* Problem statement
Write out the material exactly, leaving every picture behind.

* Records provided

________________

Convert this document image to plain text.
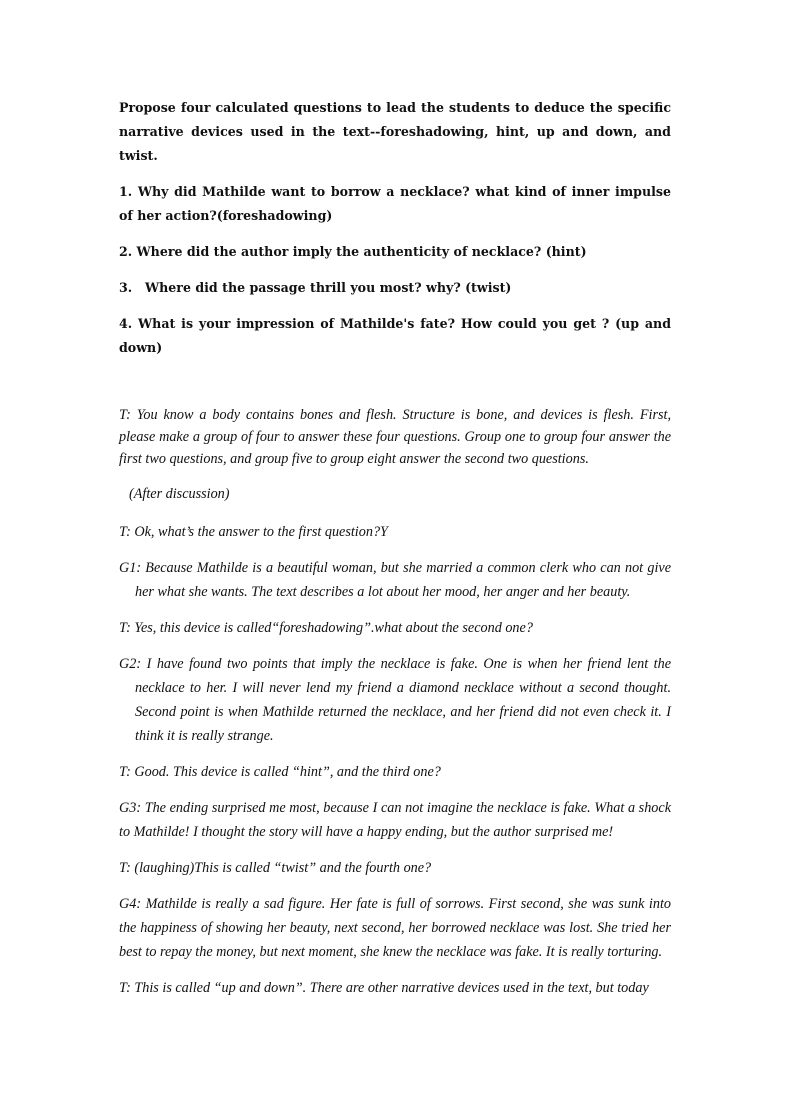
Propose four calculated questions to lead the students to deduce the specific narrative devices used in the text--foreshadowing, hint, up and down, and twist.

1. Why did Mathilde want to borrow a necklace? what kind of inner impulse of her action?(foreshadowing)

2. Where did the author imply the authenticity of necklace? (hint)

3. Where did the passage thrill you most? why? (twist)

4. What is your impression of Mathilde's fate? How could you get ? (up and down)

T: You know a body contains bones and flesh. Structure is bone, and devices is flesh. First, please make a group of four to answer these four questions. Group one to group four answer the first two questions, and group five to group eight answer the second two questions.

(After discussion)

T: Ok, what’s the answer to the first question?Y

G1: Because Mathilde is a beautiful woman, but she married a common clerk who can not give her what she wants. The text describes a lot about her mood, her anger and her beauty.

T: Yes, this device is called“foreshadowing”.what about the second one?

G2: I have found two points that imply the necklace is fake. One is when her friend lent the necklace to her. I will never lend my friend a diamond necklace without a second thought. Second point is when Mathilde returned the necklace, and her friend did not even check it. I think it is really strange.

T: Good. This device is called “hint”, and the third one?

G3: The ending surprised me most, because I can not imagine the necklace is fake. What a shock to Mathilde! I thought the story will have a happy ending, but the author surprised me!

T: (laughing)This is called “twist” and the fourth one?

G4: Mathilde is really a sad figure. Her fate is full of sorrows. First second, she was sunk into the happiness of showing her beauty, next second, her borrowed necklace was lost. She tried her best to repay the money, but next moment, she knew the necklace was fake. It is really torturing.

T: This is called “up and down”. There are other narrative devices used in the text, but today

________________

* Answer to the problem
Convert this document image to plain text.
Propose four calculated questions to lead the students to deduce the specific narrative devices used in the text--foreshadowing, hint, up and down, and twist.

1. Why did Mathilde want to borrow a necklace? what kind of inner impulse of her action?(foreshadowing)

2. Where did the author imply the authenticity of necklace? (hint)

3. Where did the passage thrill you most? why? (twist)

4. What is your impression of Mathilde's fate? How could you get ? (up and down)

T: You know a body contains bones and flesh. Structure is bone, and devices is flesh. First, please make a group of four to answer these four questions. Group one to group four answer the first two questions, and group five to group eight answer the second two questions.

(After discussion)

T: Ok, what’s the answer to the first question?Y

G1: Because Mathilde is a beautiful woman, but she married a common clerk who can not give her what she wants. The text describes a lot about her mood, her anger and her beauty.

T: Yes, this device is called“foreshadowing”.what about the second one?

G2: I have found two points that imply the necklace is fake. One is when her friend lent the necklace to her. I will never lend my friend a diamond necklace without a second thought. Second point is when Mathilde returned the necklace, and her friend did not even check it. I think it is really strange.

T: Good. This device is called “hint”, and the third one?

G3: The ending surprised me most, because I can not imagine the necklace is fake. What a shock to Mathilde! I thought the story will have a happy ending, but the author surprised me!

T: (laughing)This is called “twist” and the fourth one?

G4: Mathilde is really a sad figure. Her fate is full of sorrows. First second, she was sunk into the happiness of showing her beauty, next second, her borrowed necklace was lost. She tried her best to repay the money, but next moment, she knew the necklace was fake. It is really torturing.

T: This is called “up and down”. There are other narrative devices used in the text, but today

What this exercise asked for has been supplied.